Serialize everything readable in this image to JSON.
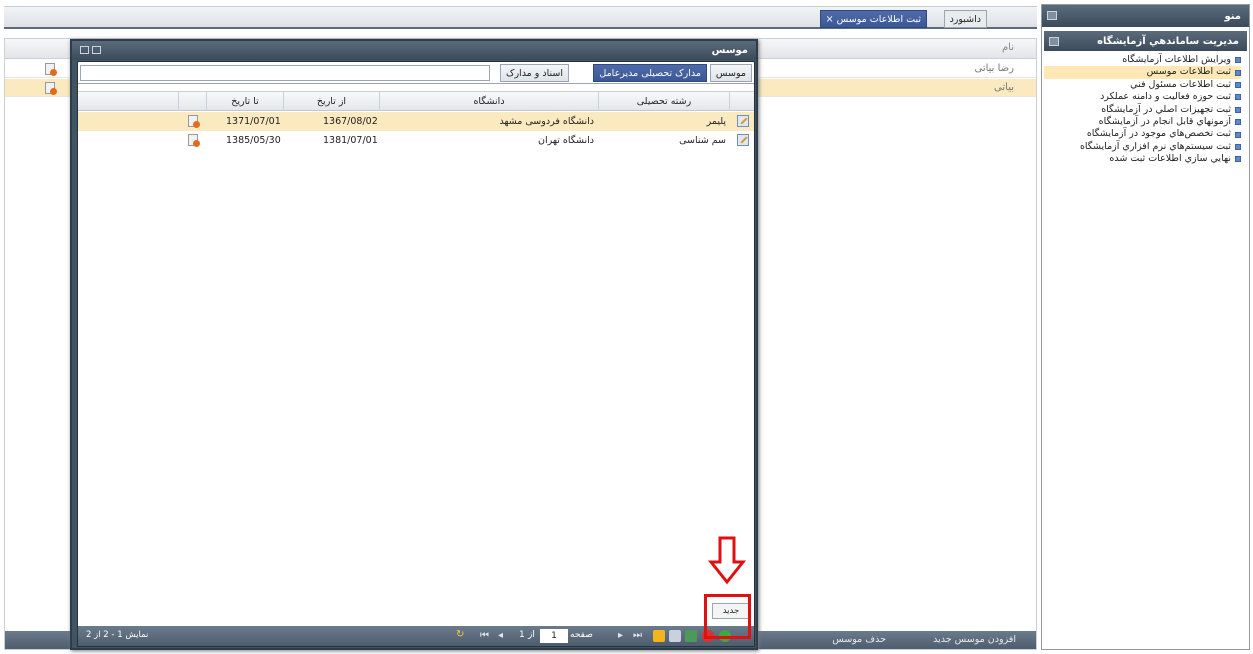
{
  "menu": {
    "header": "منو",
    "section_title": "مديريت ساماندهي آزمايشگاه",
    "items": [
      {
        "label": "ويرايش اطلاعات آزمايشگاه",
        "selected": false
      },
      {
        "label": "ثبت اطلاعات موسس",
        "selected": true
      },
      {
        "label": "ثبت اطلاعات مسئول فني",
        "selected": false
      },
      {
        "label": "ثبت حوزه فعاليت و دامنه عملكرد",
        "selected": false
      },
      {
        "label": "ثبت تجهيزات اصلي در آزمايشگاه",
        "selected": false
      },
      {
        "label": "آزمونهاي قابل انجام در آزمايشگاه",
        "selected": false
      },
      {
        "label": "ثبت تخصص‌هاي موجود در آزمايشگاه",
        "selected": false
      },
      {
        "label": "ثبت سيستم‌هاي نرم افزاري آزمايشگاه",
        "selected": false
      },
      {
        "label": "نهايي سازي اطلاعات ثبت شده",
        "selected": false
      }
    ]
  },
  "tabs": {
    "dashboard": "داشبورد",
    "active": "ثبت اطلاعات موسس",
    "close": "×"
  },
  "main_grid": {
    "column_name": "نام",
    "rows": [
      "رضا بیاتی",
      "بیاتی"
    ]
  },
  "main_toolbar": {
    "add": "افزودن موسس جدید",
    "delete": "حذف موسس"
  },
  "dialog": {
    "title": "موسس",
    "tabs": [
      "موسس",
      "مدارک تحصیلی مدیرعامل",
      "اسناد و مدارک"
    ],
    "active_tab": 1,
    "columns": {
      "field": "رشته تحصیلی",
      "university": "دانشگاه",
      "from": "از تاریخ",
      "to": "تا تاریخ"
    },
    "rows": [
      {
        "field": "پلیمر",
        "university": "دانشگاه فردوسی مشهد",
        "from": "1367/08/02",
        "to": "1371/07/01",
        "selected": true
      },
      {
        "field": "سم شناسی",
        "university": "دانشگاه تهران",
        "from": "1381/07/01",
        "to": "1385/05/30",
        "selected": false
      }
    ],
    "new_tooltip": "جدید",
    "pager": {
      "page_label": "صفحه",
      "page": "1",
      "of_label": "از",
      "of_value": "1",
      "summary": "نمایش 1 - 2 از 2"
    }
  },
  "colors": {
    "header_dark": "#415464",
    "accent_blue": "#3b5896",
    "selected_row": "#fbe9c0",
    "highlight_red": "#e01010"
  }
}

- - - -

**Problem description**
Without including any pictures, print each record exactly.

**Result of this exercise**
Serialize everything readable in this image to JSON.
{
  "menu": {
    "header": "منو",
    "section_title": "مديريت ساماندهي آزمايشگاه",
    "items": [
      {
        "label": "ويرايش اطلاعات آزمايشگاه",
        "selected": false
      },
      {
        "label": "ثبت اطلاعات موسس",
        "selected": true
      },
      {
        "label": "ثبت اطلاعات مسئول فني",
        "selected": false
      },
      {
        "label": "ثبت حوزه فعاليت و دامنه عملكرد",
        "selected": false
      },
      {
        "label": "ثبت تجهيزات اصلي در آزمايشگاه",
        "selected": false
      },
      {
        "label": "آزمونهاي قابل انجام در آزمايشگاه",
        "selected": false
      },
      {
        "label": "ثبت تخصص‌هاي موجود در آزمايشگاه",
        "selected": false
      },
      {
        "label": "ثبت سيستم‌هاي نرم افزاري آزمايشگاه",
        "selected": false
      },
      {
        "label": "نهايي سازي اطلاعات ثبت شده",
        "selected": false
      }
    ]
  },
  "tabs": {
    "dashboard": "داشبورد",
    "active": "ثبت اطلاعات موسس",
    "close": "×"
  },
  "main_grid": {
    "column_name": "نام",
    "rows": [
      "رضا بیاتی",
      "بیاتی"
    ]
  },
  "main_toolbar": {
    "add": "افزودن موسس جدید",
    "delete": "حذف موسس"
  },
  "dialog": {
    "title": "موسس",
    "tabs": [
      "موسس",
      "مدارک تحصیلی مدیرعامل",
      "اسناد و مدارک"
    ],
    "active_tab": 1,
    "columns": {
      "field": "رشته تحصیلی",
      "university": "دانشگاه",
      "from": "از تاریخ",
      "to": "تا تاریخ"
    },
    "rows": [
      {
        "field": "پلیمر",
        "university": "دانشگاه فردوسی مشهد",
        "from": "1367/08/02",
        "to": "1371/07/01",
        "selected": true
      },
      {
        "field": "سم شناسی",
        "university": "دانشگاه تهران",
        "from": "1381/07/01",
        "to": "1385/05/30",
        "selected": false
      }
    ],
    "new_tooltip": "جدید",
    "pager": {
      "page_label": "صفحه",
      "page": "1",
      "of_label": "از",
      "of_value": "1",
      "summary": "نمایش 1 - 2 از 2"
    }
  },
  "colors": {
    "header_dark": "#415464",
    "accent_blue": "#3b5896",
    "selected_row": "#fbe9c0",
    "highlight_red": "#e01010"
  }
}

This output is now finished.